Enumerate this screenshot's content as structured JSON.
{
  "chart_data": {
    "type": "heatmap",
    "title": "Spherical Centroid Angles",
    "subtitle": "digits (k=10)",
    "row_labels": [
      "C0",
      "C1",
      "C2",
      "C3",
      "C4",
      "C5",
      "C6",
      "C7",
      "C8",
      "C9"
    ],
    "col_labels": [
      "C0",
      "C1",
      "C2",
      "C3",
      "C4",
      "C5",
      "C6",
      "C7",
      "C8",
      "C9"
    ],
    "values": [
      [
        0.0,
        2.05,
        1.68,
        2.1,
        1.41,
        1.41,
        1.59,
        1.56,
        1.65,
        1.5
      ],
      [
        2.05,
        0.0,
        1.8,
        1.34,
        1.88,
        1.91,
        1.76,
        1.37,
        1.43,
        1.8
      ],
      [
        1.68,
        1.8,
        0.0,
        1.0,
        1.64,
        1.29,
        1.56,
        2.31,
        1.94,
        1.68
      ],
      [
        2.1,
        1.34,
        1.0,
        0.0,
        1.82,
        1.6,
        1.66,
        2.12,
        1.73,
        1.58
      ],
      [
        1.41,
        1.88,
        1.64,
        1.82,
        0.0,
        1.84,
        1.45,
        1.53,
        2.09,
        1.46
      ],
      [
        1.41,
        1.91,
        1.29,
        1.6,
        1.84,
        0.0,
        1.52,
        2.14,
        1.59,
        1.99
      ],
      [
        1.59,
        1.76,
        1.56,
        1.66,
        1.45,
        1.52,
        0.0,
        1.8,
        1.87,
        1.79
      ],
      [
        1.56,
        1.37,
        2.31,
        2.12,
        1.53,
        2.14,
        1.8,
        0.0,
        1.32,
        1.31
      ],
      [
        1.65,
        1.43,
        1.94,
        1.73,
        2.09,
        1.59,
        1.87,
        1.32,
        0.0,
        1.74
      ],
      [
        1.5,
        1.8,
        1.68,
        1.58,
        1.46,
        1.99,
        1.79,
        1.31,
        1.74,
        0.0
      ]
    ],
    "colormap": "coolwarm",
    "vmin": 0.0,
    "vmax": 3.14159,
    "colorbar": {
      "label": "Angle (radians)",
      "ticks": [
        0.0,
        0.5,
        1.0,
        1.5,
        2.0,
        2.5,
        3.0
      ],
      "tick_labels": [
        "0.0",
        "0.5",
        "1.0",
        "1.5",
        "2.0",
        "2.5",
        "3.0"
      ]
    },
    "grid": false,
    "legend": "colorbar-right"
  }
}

::::::::::

▶ _EXERCISE OBJECTIVE_
Reproduce the material exactly, with every line intact.

▶ _TASK ANSWER_
Enumerate this screenshot's content as structured JSON.
{
  "chart_data": {
    "type": "heatmap",
    "title": "Spherical Centroid Angles",
    "subtitle": "digits (k=10)",
    "row_labels": [
      "C0",
      "C1",
      "C2",
      "C3",
      "C4",
      "C5",
      "C6",
      "C7",
      "C8",
      "C9"
    ],
    "col_labels": [
      "C0",
      "C1",
      "C2",
      "C3",
      "C4",
      "C5",
      "C6",
      "C7",
      "C8",
      "C9"
    ],
    "values": [
      [
        0.0,
        2.05,
        1.68,
        2.1,
        1.41,
        1.41,
        1.59,
        1.56,
        1.65,
        1.5
      ],
      [
        2.05,
        0.0,
        1.8,
        1.34,
        1.88,
        1.91,
        1.76,
        1.37,
        1.43,
        1.8
      ],
      [
        1.68,
        1.8,
        0.0,
        1.0,
        1.64,
        1.29,
        1.56,
        2.31,
        1.94,
        1.68
      ],
      [
        2.1,
        1.34,
        1.0,
        0.0,
        1.82,
        1.6,
        1.66,
        2.12,
        1.73,
        1.58
      ],
      [
        1.41,
        1.88,
        1.64,
        1.82,
        0.0,
        1.84,
        1.45,
        1.53,
        2.09,
        1.46
      ],
      [
        1.41,
        1.91,
        1.29,
        1.6,
        1.84,
        0.0,
        1.52,
        2.14,
        1.59,
        1.99
      ],
      [
        1.59,
        1.76,
        1.56,
        1.66,
        1.45,
        1.52,
        0.0,
        1.8,
        1.87,
        1.79
      ],
      [
        1.56,
        1.37,
        2.31,
        2.12,
        1.53,
        2.14,
        1.8,
        0.0,
        1.32,
        1.31
      ],
      [
        1.65,
        1.43,
        1.94,
        1.73,
        2.09,
        1.59,
        1.87,
        1.32,
        0.0,
        1.74
      ],
      [
        1.5,
        1.8,
        1.68,
        1.58,
        1.46,
        1.99,
        1.79,
        1.31,
        1.74,
        0.0
      ]
    ],
    "colormap": "coolwarm",
    "vmin": 0.0,
    "vmax": 3.14159,
    "colorbar": {
      "label": "Angle (radians)",
      "ticks": [
        0.0,
        0.5,
        1.0,
        1.5,
        2.0,
        2.5,
        3.0
      ],
      "tick_labels": [
        "0.0",
        "0.5",
        "1.0",
        "1.5",
        "2.0",
        "2.5",
        "3.0"
      ]
    },
    "grid": false,
    "legend": "colorbar-right"
  }
}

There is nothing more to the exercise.